**EXERCISE AIM**:
Write out everything from "5 Conclusions and" down to "at different resolution." in the passage on the talking-head platform, word for word.

**EXCERPTED PASSAGE**:
Figure 1. Displaying facial expressions using VirChor real time engine.

4 Platform overview The components described in the previous sections are integrated within a software platform made of five modules described in Figure 2. They communicate through simple text/xml data exchanged with UDP packets between modules and via files for voice synthesis sound. The application model is expected to produce tagged strings [message 1] for the multimodal module. Text is then sent [message 2] to our TTS which produces [message 3] a sound file and returns a set of lexeme descriptions. From these lexemes the multimodal module requests [message 4] the MPEG4Decoder application to build the corresponding visemes set with timings and send them [message 5] to the VirChor engine. Sound file references produced by the TTS are also sent to the 3D audio PureData module, together with 3D coordinates of the virtual character for 3D audio rendering. Once VirChor and PureData have both visual and sound rendering information, they [message 6] start to play, considering possible real-time interaction coming from external events at runtime such as a joystick.

5 Conclusions and future directions We have described a platform that addresses several challenges of mixed reality interactive applications: 1) coordination of the visual display of a 3D talking head and the corresponding binaural rendering in 3D of the synthesized speech, 2) real-time interactive control of expressive signals, and 3) management of different head models at different resolution.

Figure 2. A platform for 3D audiovisual rendering and real-time interactive control of expressive signals in a talking head. For the definition of synthetic visemes or expressions we rely on video-captured expressions [25]. We have recorded a first video corpus of visemes that suit our goals and our platform. This corpus was used for the definition of a first set of visemes that is used by the talking head. We intend to collect further data to improve the temporal description of the visemes and their co-articulation. We also intend to define expressions of emotion to be displayed with the 3D graphical engine. In order to study expressive speech, we plan to have two separate channels of animations sent to VirChor (one for lip movements, one for the expression of emotion) and explore different directions for their combinations thanks to our experimental platform. The quality of the visual speech has not yet been evaluated per se but the animated face has already been used in an application for interactive affective communication [26]. The qualitative evaluation accompanying this work through a questionnaire on users' satisfaction shows that the users have appreciated the interface for its reactivity, its progressiveness, and its malleability. The smoothness of the animation and its high frame rate make it appropriate for an application on dialogic information querying such as ours. The 3D face can convey subtle and complex expressions, it can be accurately synchronized with speech signal, and its animation can be interrupted and redirected towards new targets. We intend to use the platform not only for experimental studies but also for the design of interactive applications such as artistic applications or cooperative information retrieval applications. The information retrieval paradigm, exemplified by Internet search engines, which return a list of candidate documents matching a query made up of keywords, is evolving towards so-called Question Answering (QA) systems. It is important that the system indicates its level of confidence into its

answers or justify them with evidence in order to retain the user's trust. Future advances in QA are likely to take the form of cooperative QA [27], whereby answers can be augmented with information likely to be of interest to the user (e.g. suggestions, corrections to a previous result) [28]. In an attempt to make such systems more natural to use, speech can be used as the input and output modality [29, 30]. A recent study [31] shows that facial expressions can be better interpreted than linguistic cues for transmitting the certainty of a QA system. It is therefore interesting to consider adding a talking head as a modality to an interactive QA system, and to study the impact on the perceived cooperativity of the system. As an initial application, we intend to use the Ritel system developed at LIMSI [30]. Ritel is an open-domain dialogic QA system for French which uses speech as its input and output modalities, and which thus runs under strict time constraints. Ongoing work on interactive control of expressive facial animation not only includes a joystick, but also an anthropomorphic tangible interface that dynamically controls the animation of the 3D face. The evaluation of this experiment showed that the tactile control of a face can be experienced as a unique affective communication medium. Since VirChor is a generic 3D engine for Mixed Reality, animated faces at different resolution can be made available for a large scale of applications without efforts. They are 3D component that can be embedded into 2D/3D scenes and interact with other scene parts.

**DATA LISTING**:
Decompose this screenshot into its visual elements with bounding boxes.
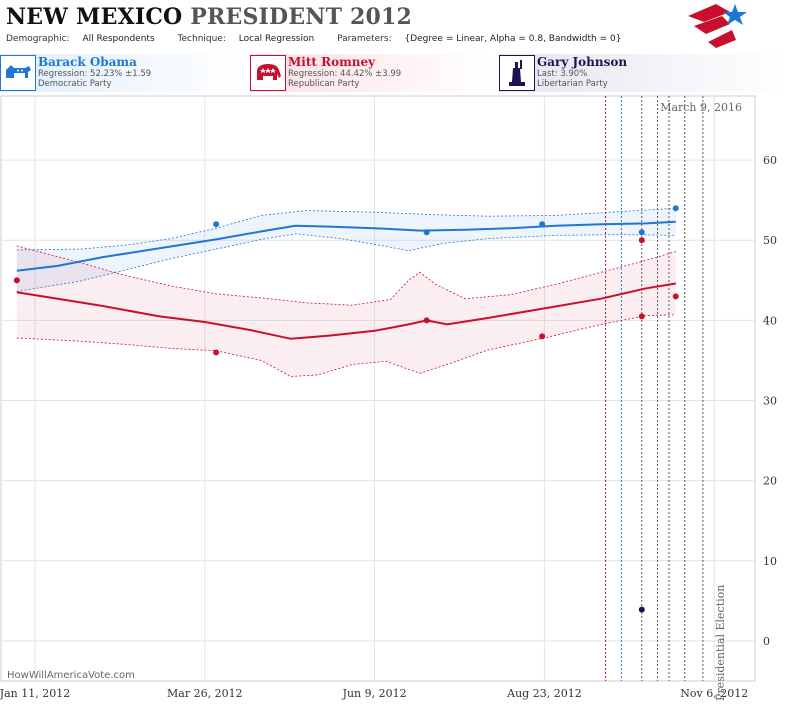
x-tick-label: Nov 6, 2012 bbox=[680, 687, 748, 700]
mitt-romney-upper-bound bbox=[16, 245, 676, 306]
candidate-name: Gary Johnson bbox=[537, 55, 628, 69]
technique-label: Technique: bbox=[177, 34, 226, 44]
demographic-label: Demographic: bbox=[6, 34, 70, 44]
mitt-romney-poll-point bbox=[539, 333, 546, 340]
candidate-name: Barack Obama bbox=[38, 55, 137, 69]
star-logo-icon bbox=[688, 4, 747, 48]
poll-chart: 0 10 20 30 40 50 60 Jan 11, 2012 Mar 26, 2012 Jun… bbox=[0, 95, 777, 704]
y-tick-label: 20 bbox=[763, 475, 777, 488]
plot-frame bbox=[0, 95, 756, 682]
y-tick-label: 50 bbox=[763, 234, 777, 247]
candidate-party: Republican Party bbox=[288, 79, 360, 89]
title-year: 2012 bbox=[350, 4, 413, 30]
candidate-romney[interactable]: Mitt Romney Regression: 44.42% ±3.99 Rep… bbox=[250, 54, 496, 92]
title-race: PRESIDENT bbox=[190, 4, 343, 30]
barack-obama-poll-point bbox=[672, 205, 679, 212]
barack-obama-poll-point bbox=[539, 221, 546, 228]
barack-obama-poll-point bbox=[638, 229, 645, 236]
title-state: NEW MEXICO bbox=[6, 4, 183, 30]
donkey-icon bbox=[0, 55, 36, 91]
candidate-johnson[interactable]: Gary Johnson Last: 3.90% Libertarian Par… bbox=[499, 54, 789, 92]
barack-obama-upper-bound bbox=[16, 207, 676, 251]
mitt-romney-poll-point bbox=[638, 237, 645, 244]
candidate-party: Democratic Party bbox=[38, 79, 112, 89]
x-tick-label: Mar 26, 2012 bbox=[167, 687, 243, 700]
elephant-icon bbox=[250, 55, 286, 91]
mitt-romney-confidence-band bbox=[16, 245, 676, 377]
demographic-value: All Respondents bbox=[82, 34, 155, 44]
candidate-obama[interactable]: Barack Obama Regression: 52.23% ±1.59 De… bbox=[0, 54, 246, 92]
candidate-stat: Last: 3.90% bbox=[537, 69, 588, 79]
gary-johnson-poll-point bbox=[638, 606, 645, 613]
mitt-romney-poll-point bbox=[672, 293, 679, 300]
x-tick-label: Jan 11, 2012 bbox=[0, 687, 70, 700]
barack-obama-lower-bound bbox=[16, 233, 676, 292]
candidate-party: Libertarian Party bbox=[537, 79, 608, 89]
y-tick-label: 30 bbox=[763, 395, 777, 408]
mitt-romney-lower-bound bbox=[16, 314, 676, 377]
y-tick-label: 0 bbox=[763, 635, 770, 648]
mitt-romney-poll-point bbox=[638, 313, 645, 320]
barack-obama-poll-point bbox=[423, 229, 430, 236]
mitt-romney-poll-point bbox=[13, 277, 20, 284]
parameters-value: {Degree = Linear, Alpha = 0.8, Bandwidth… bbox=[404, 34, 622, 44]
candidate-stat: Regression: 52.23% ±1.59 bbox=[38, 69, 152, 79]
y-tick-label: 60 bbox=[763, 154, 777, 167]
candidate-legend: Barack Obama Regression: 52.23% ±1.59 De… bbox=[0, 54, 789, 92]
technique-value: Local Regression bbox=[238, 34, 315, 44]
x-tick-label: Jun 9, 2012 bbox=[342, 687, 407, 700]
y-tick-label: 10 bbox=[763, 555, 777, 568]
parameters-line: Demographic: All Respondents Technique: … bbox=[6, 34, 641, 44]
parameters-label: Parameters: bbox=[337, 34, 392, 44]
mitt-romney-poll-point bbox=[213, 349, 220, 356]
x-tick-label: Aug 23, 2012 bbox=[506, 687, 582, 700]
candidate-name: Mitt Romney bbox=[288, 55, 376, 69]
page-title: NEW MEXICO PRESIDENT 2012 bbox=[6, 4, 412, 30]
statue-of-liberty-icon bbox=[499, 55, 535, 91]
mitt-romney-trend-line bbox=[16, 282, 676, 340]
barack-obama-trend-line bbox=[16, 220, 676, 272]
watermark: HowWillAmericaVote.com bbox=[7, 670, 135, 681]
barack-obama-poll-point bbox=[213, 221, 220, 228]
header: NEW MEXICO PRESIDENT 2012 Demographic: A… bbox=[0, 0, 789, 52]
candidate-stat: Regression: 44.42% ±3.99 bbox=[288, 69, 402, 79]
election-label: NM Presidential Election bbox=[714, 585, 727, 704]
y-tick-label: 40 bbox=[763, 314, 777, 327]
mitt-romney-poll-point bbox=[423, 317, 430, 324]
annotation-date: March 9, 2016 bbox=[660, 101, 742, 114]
---
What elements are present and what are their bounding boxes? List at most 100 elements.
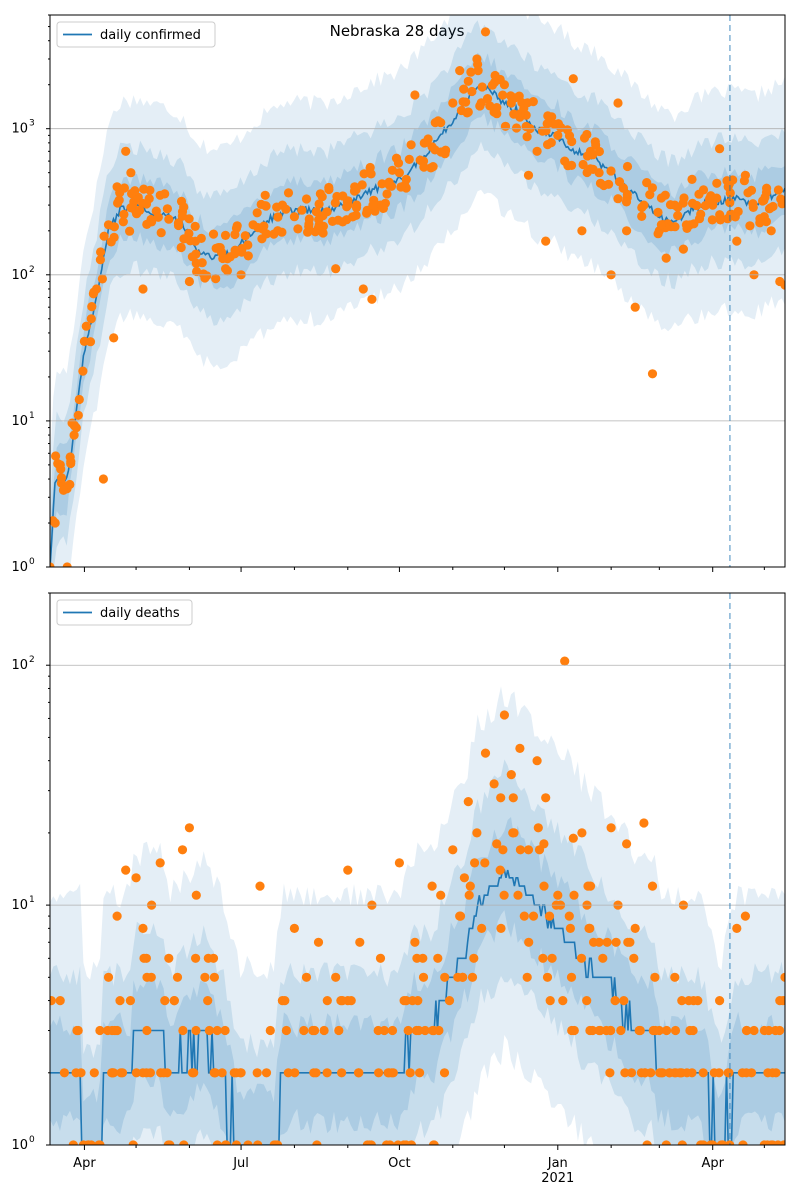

**REPLY**:
5 Conclusions and future directions We have described a platform that addresses several challenges of mixed reality interactive applications: 1) coordination of the visual display of a 3D talking head and the corresponding binaural rendering in 3D of the synthesized speech, 2) real-time interactive control of expressive signals, and 3) management of different head models at different resolution.